WORK INSTRUCTIONS: Reproduce the items word for word, starting at the line that contains "browser-menu-icon[interactable]: ⋮ bbox=[1892, 54, 1908, 74]" and ending at the line that contains "lock-icon[interactable]: 🔓 bbox=[1320, 210, 1340, 230]", both included.

RECORD EXTRACTS:

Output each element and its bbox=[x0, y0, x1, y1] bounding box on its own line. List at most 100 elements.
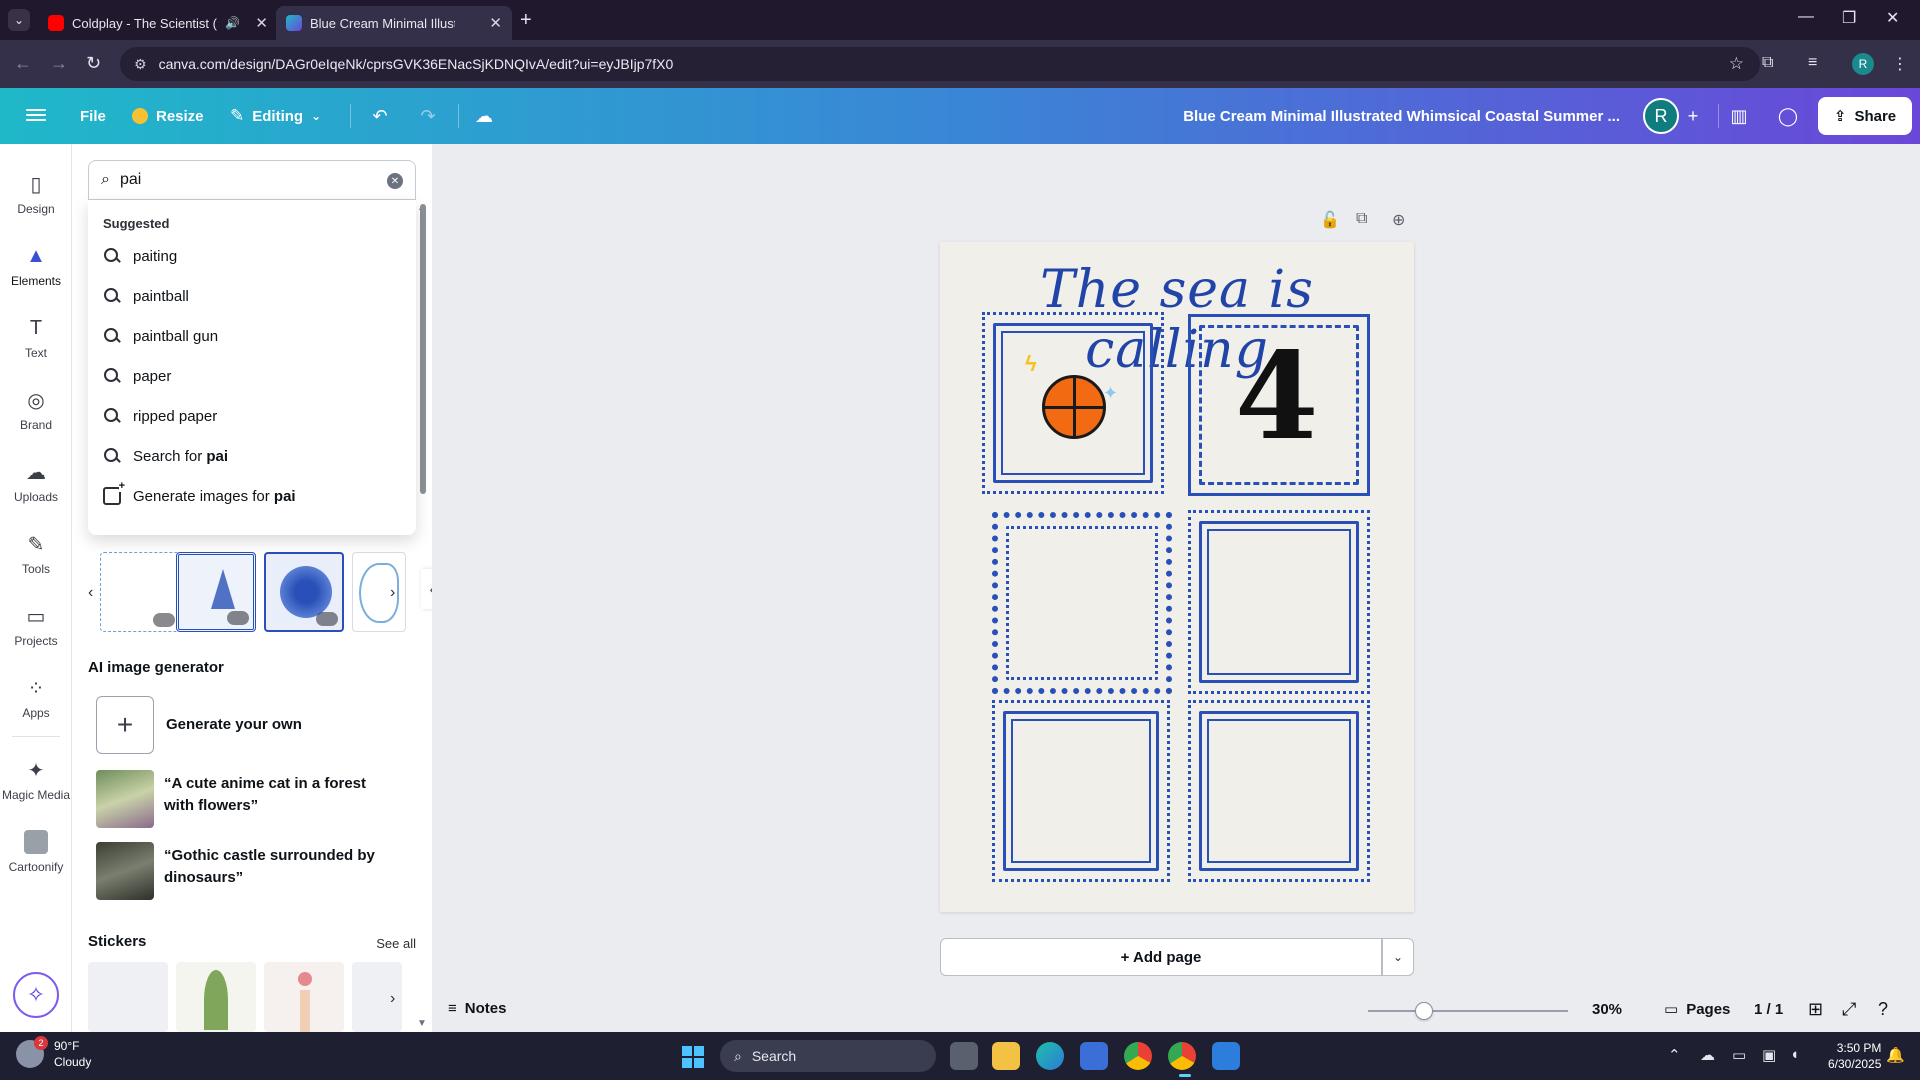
browser-menu-icon[interactable]: ⋮ bbox=[1892, 54, 1908, 74]
panel-scrollbar[interactable] bbox=[420, 204, 426, 494]
extensions-icon[interactable]: ⧉ bbox=[1762, 54, 1773, 72]
edge-browser-icon[interactable] bbox=[1036, 1042, 1064, 1070]
notes-button[interactable]: ≡ Notes bbox=[448, 1000, 506, 1017]
url-field[interactable]: ⚙ canva.com/design/DAGr0eIqeNk/cprsGVK36… bbox=[120, 47, 1760, 81]
element-thumbnail[interactable] bbox=[176, 552, 256, 632]
chevron-right-icon[interactable]: › bbox=[390, 584, 395, 602]
duplicate-page-icon[interactable]: ⧉ bbox=[1356, 210, 1367, 228]
rail-cartoonify[interactable]: Cartoonify bbox=[0, 822, 72, 882]
element-thumbnail[interactable] bbox=[352, 552, 406, 632]
reload-icon[interactable]: ↻ bbox=[86, 53, 101, 74]
show-hidden-icons-chevron-icon[interactable]: ⌃ bbox=[1668, 1046, 1681, 1064]
vscode-icon[interactable] bbox=[1212, 1042, 1240, 1070]
share-button[interactable]: ⇪ Share bbox=[1818, 97, 1912, 135]
sticker-thumbnail[interactable] bbox=[264, 962, 344, 1032]
rail-apps[interactable]: ⁘ Apps bbox=[0, 668, 72, 728]
rail-design[interactable]: ▯ Design bbox=[0, 164, 72, 224]
close-tab-icon[interactable]: ✕ bbox=[489, 14, 502, 32]
lock-icon[interactable]: 🔓 bbox=[1320, 210, 1340, 230]
file-explorer-icon[interactable] bbox=[992, 1042, 1020, 1070]
minimize-icon[interactable]: — bbox=[1798, 8, 1814, 26]
search-for-query[interactable]: Search for pai bbox=[103, 440, 228, 472]
bookmark-star-icon[interactable]: ☆ bbox=[1729, 54, 1744, 74]
sticker-thumbnail[interactable] bbox=[176, 962, 256, 1032]
add-page-dropdown-chevron-icon[interactable]: ⌄ bbox=[1382, 938, 1414, 976]
rail-text[interactable]: T Text bbox=[0, 308, 72, 368]
tile-frame[interactable] bbox=[992, 700, 1170, 882]
undo-icon[interactable]: ↶ bbox=[364, 100, 396, 132]
generate-images-for-query[interactable]: Generate images for pai bbox=[103, 480, 296, 512]
taskbar-search-box[interactable]: ⌕ Search bbox=[720, 1040, 936, 1072]
ai-example-thumbnail[interactable] bbox=[96, 842, 154, 900]
back-icon[interactable]: ← bbox=[14, 53, 32, 74]
hamburger-menu-icon[interactable] bbox=[26, 106, 46, 126]
tab-coldplay[interactable]: Coldplay - The Scientist (Of 🔊 ✕ bbox=[38, 6, 278, 40]
windows-start-icon[interactable] bbox=[682, 1046, 704, 1068]
suggestion-item[interactable]: paintball bbox=[103, 280, 189, 312]
suggestion-item[interactable]: paintball gun bbox=[103, 320, 218, 352]
speaker-icon[interactable]: 🔊 bbox=[225, 16, 240, 30]
weather-widget[interactable]: 2 90°F Cloudy bbox=[16, 1036, 91, 1070]
grid-view-icon[interactable]: ⊞ bbox=[1808, 999, 1823, 1020]
tile-frame[interactable] bbox=[1188, 510, 1370, 694]
site-info-icon[interactable]: ⚙ bbox=[134, 56, 147, 73]
onedrive-icon[interactable]: ☁ bbox=[1700, 1046, 1715, 1064]
chrome-icon[interactable] bbox=[1124, 1042, 1152, 1070]
volume-icon[interactable]: ◖ bbox=[1790, 1046, 1799, 1063]
suggestion-item[interactable]: paiting bbox=[103, 240, 177, 272]
close-tab-icon[interactable]: ✕ bbox=[255, 14, 268, 32]
microsoft-store-icon[interactable] bbox=[1080, 1042, 1108, 1070]
ai-example-thumbnail[interactable] bbox=[96, 770, 154, 828]
network-icon[interactable]: ▣ bbox=[1762, 1046, 1776, 1064]
fullscreen-icon[interactable]: ⤢ bbox=[1842, 999, 1856, 1020]
help-icon[interactable]: ? bbox=[1878, 999, 1888, 1020]
restore-icon[interactable]: ❐ bbox=[1842, 8, 1856, 28]
clear-search-icon[interactable]: ✕ bbox=[387, 173, 403, 189]
invite-plus-icon[interactable]: + bbox=[1677, 100, 1709, 132]
pages-button[interactable]: ▭ Pages bbox=[1664, 1000, 1730, 1019]
rail-magic-media[interactable]: ✦ Magic Media bbox=[0, 750, 72, 810]
stickers-see-all-link[interactable]: See all bbox=[376, 936, 416, 951]
task-view-icon[interactable] bbox=[950, 1042, 978, 1070]
add-page-button[interactable]: + Add page bbox=[940, 938, 1382, 976]
close-window-icon[interactable]: ✕ bbox=[1886, 8, 1899, 28]
zoom-level[interactable]: 30% bbox=[1592, 1001, 1622, 1018]
search-input[interactable]: ⌕ pai ✕ bbox=[88, 160, 416, 200]
rail-uploads[interactable]: ☁ Uploads bbox=[0, 452, 72, 512]
notifications-bell-icon[interactable]: 🔔 bbox=[1886, 1046, 1905, 1064]
tile-frame[interactable] bbox=[992, 512, 1172, 694]
element-thumbnail[interactable] bbox=[100, 552, 180, 632]
tile-frame[interactable]: 4 bbox=[1188, 314, 1370, 496]
battery-icon[interactable]: ▭ bbox=[1732, 1046, 1746, 1064]
forward-icon[interactable]: → bbox=[50, 53, 68, 74]
rail-elements[interactable]: ▲ Elements bbox=[0, 236, 72, 296]
design-title[interactable]: Blue Cream Minimal Illustrated Whimsical… bbox=[1130, 88, 1620, 144]
user-avatar[interactable]: R bbox=[1643, 98, 1679, 134]
sticker-thumbnail[interactable] bbox=[88, 962, 168, 1032]
redo-icon[interactable]: ↷ bbox=[412, 100, 444, 132]
scroll-down-arrow-icon[interactable]: ▼ bbox=[417, 1018, 427, 1029]
ai-example-prompt[interactable]: “Gothic castle surrounded by dinosaurs” bbox=[164, 845, 394, 889]
generate-your-own-button[interactable]: + bbox=[96, 696, 154, 754]
resize-button[interactable]: Resize bbox=[132, 88, 204, 144]
magic-assistant-button[interactable]: ✧ bbox=[13, 972, 59, 1018]
rail-brand[interactable]: ◎ Brand bbox=[0, 380, 72, 440]
ai-example-prompt[interactable]: “A cute anime cat in a forest with flowe… bbox=[164, 773, 394, 817]
suggestion-item[interactable]: paper bbox=[103, 360, 171, 392]
editing-mode-dropdown[interactable]: ✎ Editing ⌄ bbox=[230, 88, 321, 144]
tile-frame[interactable]: ϟ ✦ bbox=[982, 312, 1164, 494]
new-tab-icon[interactable]: + bbox=[520, 9, 532, 32]
zoom-slider-track[interactable] bbox=[1368, 1010, 1568, 1012]
rail-projects[interactable]: ▭ Projects bbox=[0, 596, 72, 656]
cloud-save-icon[interactable]: ☁ bbox=[468, 100, 500, 132]
insights-chart-icon[interactable]: ▥ bbox=[1723, 100, 1755, 132]
element-thumbnail[interactable] bbox=[264, 552, 344, 632]
system-clock[interactable]: 3:50 PM 6/30/2025 bbox=[1828, 1040, 1881, 1072]
chevron-left-icon[interactable]: ‹ bbox=[88, 584, 93, 602]
generate-your-own-label[interactable]: Generate your own bbox=[166, 716, 302, 733]
suggestion-item[interactable]: ripped paper bbox=[103, 400, 217, 432]
add-page-icon[interactable]: ⊕ bbox=[1392, 210, 1405, 230]
tab-canva-design[interactable]: Blue Cream Minimal Illustrated ✕ bbox=[276, 6, 512, 40]
file-menu[interactable]: File bbox=[80, 88, 106, 144]
chrome-profile-icon[interactable] bbox=[1168, 1042, 1196, 1070]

EXERCISE OUTPUT:
browser-menu-icon[interactable]: ⋮ bbox=[1892, 54, 1908, 74]
panel-scrollbar[interactable] bbox=[420, 204, 426, 494]
extensions-icon[interactable]: ⧉ bbox=[1762, 54, 1773, 72]
edge-browser-icon[interactable] bbox=[1036, 1042, 1064, 1070]
notes-button[interactable]: ≡ Notes bbox=[448, 1000, 506, 1017]
url-field[interactable]: ⚙ canva.com/design/DAGr0eIqeNk/cprsGVK36… bbox=[120, 47, 1760, 81]
element-thumbnail[interactable] bbox=[176, 552, 256, 632]
chevron-right-icon[interactable]: › bbox=[390, 584, 395, 602]
duplicate-page-icon[interactable]: ⧉ bbox=[1356, 210, 1367, 228]
rail-cartoonify[interactable]: Cartoonify bbox=[0, 822, 72, 882]
element-thumbnail[interactable] bbox=[352, 552, 406, 632]
reload-icon[interactable]: ↻ bbox=[86, 53, 101, 74]
show-hidden-icons-chevron-icon[interactable]: ⌃ bbox=[1668, 1046, 1681, 1064]
vscode-icon[interactable] bbox=[1212, 1042, 1240, 1070]
share-button[interactable]: ⇪ Share bbox=[1818, 97, 1912, 135]
sticker-thumbnail[interactable] bbox=[264, 962, 344, 1032]
rail-apps[interactable]: ⁘ Apps bbox=[0, 668, 72, 728]
rail-design[interactable]: ▯ Design bbox=[0, 164, 72, 224]
close-tab-icon[interactable]: ✕ bbox=[489, 14, 502, 32]
lock-icon[interactable]: 🔓 bbox=[1320, 210, 1340, 230]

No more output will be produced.